[Records excerpted from a collection]
———

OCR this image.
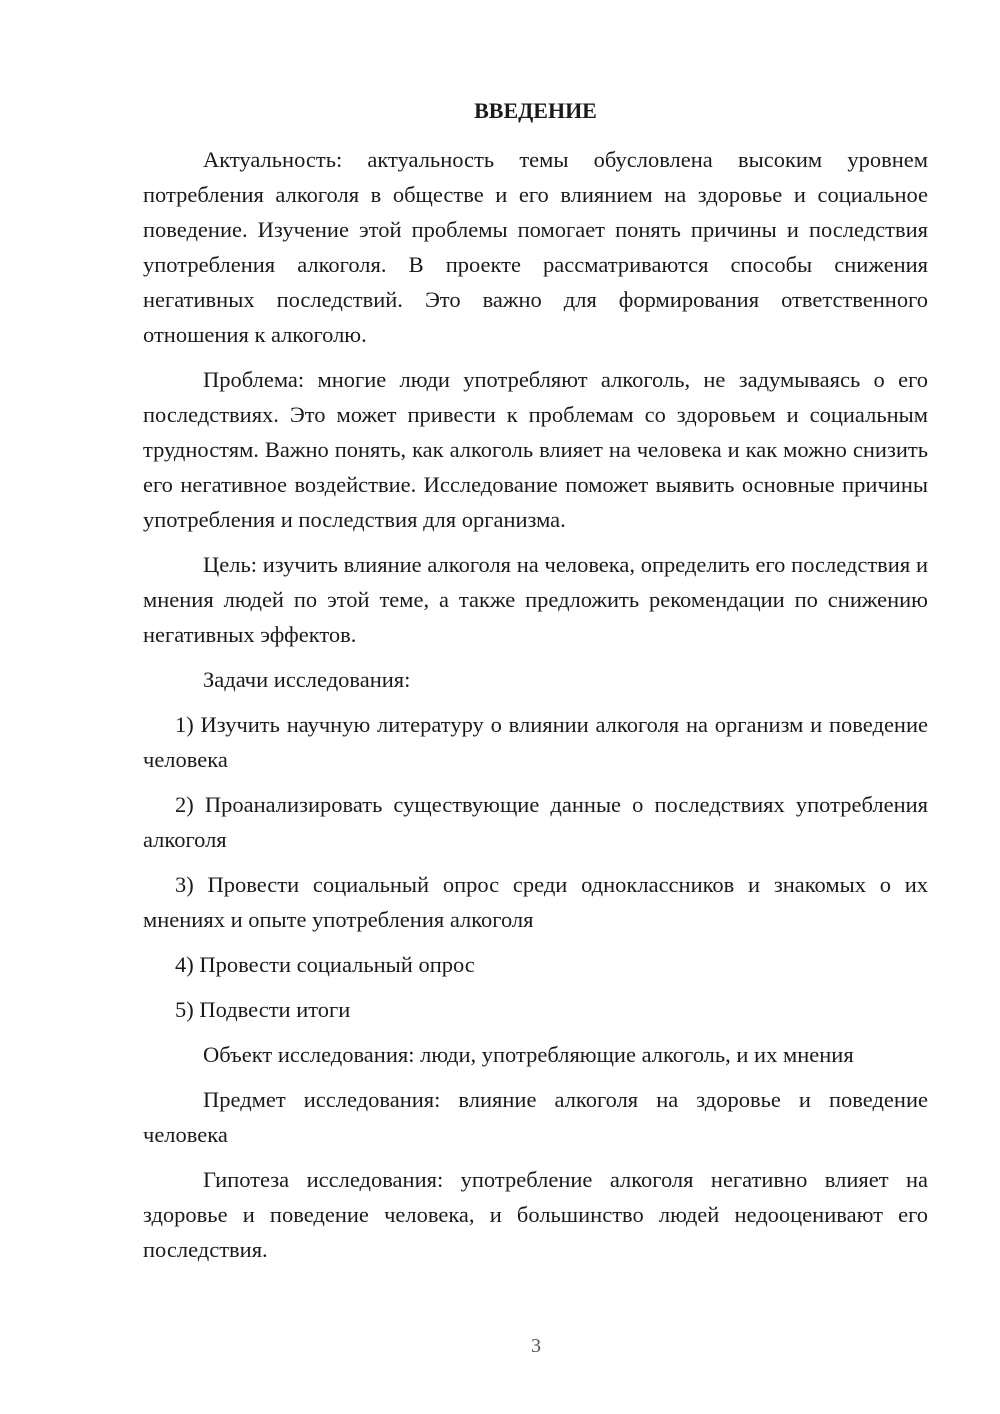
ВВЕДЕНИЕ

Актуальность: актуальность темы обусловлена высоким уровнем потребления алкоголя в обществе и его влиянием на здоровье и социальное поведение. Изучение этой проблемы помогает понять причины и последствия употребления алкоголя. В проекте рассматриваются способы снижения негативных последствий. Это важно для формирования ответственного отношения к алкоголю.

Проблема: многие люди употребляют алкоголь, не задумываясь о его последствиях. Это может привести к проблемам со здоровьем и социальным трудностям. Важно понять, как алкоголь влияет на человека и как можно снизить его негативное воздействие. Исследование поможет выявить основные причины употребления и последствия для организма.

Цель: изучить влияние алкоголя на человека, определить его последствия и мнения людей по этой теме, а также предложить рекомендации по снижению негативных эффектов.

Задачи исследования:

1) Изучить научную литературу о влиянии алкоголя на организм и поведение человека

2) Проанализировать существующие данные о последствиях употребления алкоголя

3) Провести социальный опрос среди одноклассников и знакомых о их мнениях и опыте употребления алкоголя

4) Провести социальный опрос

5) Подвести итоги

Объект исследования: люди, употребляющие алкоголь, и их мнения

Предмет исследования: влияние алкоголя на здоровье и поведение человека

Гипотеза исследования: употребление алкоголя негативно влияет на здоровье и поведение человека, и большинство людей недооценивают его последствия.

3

———

Collect every line with the string "социальный" from the records, and copy each.

> _THE RESULT_
3) Провести социальный опрос среди одноклассников и знакомых о их мнениях и опыте употребления алкоголя
4) Провести социальный опрос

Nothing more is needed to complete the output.